## start ENTRIES
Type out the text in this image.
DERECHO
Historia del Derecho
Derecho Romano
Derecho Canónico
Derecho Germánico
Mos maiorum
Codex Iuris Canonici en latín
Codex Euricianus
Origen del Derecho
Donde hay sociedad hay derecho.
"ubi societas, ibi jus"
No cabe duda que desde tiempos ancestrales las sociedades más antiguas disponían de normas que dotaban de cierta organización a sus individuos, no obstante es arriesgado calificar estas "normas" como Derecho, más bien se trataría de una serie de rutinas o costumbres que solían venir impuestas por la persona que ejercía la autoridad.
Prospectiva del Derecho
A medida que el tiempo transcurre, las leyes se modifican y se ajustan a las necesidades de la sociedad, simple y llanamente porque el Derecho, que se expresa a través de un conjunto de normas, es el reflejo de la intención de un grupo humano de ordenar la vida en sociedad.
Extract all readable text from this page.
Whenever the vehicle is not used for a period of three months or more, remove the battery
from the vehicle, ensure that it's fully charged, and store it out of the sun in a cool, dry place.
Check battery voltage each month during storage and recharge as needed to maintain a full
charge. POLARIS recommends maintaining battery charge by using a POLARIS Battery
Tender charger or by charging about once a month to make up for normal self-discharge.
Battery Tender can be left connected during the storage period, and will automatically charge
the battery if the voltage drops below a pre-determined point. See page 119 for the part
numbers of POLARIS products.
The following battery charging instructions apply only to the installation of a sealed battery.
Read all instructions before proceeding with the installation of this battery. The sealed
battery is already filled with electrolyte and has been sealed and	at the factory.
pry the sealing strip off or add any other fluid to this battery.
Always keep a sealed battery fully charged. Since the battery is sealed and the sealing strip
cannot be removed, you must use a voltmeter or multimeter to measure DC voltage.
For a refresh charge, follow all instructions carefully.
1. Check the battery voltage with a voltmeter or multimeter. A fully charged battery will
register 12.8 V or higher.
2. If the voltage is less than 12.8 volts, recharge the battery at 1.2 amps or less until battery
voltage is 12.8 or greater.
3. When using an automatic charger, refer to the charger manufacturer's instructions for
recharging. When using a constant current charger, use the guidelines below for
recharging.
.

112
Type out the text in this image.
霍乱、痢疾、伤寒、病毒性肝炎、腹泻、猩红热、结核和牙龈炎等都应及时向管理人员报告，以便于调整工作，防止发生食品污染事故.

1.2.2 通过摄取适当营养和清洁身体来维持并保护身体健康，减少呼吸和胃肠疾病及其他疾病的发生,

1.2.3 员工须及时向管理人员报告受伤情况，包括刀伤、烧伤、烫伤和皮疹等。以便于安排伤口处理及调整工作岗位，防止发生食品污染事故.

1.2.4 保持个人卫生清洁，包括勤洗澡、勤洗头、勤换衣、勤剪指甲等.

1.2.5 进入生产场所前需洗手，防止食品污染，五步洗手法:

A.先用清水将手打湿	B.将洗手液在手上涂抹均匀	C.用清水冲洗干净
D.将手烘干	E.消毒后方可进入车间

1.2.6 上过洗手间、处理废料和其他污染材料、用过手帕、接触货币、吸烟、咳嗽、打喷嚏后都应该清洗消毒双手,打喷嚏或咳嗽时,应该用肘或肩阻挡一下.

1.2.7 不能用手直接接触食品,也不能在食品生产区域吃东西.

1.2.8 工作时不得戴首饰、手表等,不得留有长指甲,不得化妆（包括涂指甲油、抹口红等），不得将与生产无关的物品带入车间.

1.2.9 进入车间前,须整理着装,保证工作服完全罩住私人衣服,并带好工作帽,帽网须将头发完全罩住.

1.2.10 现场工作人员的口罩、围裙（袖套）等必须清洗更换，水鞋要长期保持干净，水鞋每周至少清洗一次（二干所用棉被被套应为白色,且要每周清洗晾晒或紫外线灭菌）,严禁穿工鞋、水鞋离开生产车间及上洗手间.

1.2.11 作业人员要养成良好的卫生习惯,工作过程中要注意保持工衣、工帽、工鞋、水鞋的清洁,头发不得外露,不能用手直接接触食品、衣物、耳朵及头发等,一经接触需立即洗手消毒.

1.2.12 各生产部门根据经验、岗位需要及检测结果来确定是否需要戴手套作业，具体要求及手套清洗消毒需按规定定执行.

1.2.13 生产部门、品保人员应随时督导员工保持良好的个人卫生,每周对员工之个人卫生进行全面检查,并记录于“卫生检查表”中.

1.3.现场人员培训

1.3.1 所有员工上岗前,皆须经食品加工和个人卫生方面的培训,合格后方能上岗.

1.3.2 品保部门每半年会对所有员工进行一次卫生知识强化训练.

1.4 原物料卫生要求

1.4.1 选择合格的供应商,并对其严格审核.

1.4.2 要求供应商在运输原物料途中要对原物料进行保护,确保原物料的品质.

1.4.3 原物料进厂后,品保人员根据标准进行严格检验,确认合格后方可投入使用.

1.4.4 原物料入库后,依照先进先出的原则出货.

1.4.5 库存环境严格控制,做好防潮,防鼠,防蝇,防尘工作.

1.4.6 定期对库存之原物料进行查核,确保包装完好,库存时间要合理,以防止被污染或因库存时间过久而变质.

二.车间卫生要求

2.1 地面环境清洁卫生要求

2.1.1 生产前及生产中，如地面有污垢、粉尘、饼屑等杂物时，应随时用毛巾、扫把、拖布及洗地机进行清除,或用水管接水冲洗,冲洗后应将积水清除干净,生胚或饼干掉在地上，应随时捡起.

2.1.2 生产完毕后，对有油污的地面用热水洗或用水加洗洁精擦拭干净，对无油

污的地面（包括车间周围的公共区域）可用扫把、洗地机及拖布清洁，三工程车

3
## end ENTRIES
PROBLEM STATEMENT – Going through the data, tally the lines containing "charged" and report only the result.

COMPLETE ANSWER – 3